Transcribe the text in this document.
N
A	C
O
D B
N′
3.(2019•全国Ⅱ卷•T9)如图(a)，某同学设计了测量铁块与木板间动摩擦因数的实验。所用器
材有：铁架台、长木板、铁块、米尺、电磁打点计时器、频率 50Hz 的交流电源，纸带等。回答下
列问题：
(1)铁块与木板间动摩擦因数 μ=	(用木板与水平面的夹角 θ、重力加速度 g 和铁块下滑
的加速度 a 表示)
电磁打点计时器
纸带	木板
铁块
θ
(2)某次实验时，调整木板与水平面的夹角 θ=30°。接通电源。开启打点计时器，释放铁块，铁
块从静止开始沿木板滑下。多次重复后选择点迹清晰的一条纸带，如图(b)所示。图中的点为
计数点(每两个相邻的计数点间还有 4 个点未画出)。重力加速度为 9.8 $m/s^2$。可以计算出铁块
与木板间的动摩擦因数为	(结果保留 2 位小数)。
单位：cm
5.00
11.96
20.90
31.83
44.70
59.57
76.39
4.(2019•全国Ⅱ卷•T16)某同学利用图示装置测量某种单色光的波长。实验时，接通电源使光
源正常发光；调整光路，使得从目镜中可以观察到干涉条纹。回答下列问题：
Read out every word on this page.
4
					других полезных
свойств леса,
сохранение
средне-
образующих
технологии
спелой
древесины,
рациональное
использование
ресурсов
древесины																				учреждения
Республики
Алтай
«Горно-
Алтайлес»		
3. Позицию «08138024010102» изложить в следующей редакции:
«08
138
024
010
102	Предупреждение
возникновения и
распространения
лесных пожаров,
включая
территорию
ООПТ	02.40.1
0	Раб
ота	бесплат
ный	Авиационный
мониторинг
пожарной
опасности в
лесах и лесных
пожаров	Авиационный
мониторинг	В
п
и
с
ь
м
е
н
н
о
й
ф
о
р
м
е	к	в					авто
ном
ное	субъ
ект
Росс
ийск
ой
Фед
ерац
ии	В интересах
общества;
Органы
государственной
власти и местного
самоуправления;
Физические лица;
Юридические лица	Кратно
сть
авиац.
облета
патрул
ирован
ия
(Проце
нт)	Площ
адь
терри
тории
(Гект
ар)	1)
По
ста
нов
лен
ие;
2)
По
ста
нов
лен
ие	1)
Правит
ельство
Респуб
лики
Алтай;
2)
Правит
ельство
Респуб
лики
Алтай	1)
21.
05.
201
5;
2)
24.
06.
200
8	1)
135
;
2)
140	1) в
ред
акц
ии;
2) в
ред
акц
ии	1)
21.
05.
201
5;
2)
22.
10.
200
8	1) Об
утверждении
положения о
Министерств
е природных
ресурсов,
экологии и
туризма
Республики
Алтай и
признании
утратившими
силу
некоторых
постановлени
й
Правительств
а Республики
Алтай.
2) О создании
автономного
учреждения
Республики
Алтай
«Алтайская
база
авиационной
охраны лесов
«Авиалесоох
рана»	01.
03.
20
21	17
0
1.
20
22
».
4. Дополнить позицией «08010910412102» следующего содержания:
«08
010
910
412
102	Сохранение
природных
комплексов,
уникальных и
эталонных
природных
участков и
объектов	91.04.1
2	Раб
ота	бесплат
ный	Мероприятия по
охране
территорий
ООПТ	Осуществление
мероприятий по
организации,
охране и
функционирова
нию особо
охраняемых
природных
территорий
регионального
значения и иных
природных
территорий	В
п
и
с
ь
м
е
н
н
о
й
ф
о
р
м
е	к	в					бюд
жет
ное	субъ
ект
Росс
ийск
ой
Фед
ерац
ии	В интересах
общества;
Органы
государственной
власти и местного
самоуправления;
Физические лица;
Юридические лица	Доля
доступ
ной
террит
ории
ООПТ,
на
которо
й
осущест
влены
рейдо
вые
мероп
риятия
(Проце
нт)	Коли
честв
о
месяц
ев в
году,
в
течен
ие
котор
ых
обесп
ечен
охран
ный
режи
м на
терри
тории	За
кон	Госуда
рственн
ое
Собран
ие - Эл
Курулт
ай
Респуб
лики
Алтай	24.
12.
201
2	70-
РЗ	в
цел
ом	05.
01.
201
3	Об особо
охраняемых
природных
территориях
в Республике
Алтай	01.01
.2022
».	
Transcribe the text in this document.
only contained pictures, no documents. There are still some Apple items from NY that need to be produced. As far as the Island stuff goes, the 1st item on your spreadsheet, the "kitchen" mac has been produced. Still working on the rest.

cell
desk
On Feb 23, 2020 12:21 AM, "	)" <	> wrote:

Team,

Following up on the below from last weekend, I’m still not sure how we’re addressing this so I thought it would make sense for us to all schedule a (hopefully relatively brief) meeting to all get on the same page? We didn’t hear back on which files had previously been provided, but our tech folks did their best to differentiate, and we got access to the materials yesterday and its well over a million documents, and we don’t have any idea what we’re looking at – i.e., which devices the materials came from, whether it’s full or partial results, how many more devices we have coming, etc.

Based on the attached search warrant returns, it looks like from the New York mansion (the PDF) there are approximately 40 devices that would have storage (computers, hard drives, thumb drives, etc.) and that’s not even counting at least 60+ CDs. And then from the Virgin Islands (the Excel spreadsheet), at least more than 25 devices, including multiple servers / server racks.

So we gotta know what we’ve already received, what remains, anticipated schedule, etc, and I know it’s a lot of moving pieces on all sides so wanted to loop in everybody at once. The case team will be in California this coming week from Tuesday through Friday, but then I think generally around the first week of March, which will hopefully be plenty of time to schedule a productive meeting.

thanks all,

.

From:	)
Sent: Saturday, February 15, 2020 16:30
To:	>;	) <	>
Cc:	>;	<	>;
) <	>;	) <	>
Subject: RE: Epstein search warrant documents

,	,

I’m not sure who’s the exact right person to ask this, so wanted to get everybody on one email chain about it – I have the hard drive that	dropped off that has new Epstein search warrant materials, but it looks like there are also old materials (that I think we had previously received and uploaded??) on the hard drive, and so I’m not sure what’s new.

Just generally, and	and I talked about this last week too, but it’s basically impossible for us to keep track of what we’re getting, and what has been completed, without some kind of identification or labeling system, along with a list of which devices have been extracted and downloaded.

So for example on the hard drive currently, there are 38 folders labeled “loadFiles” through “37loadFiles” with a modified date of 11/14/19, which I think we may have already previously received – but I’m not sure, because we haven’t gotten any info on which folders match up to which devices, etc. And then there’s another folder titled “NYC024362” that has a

→ **AIM OF THE TASK**
Check each line above for the string "materials" and show the ones that have it.

→ **WORKED SOLUTION**
Following up on the below from last weekend, I’m still not sure how we’re addressing this so I thought it would make sense for us to all schedule a (hopefully relatively brief) meeting to all get on the same page? We didn’t hear back on which files had previously been provided, but our tech folks did their best to differentiate, and we got access to the materials yesterday and its well over a million documents, and we don’t have any idea what we’re looking at – i.e., which devices the materials came from, whether it’s full or partial results, how many more devices we have coming, etc.
I’m not sure who’s the exact right person to ask this, so wanted to get everybody on one email chain about it – I have the hard drive that	dropped off that has new Epstein search warrant materials, but it looks like there are also old materials (that I think we had previously received and uploaded??) on the hard drive, and so I’m not sure what’s new.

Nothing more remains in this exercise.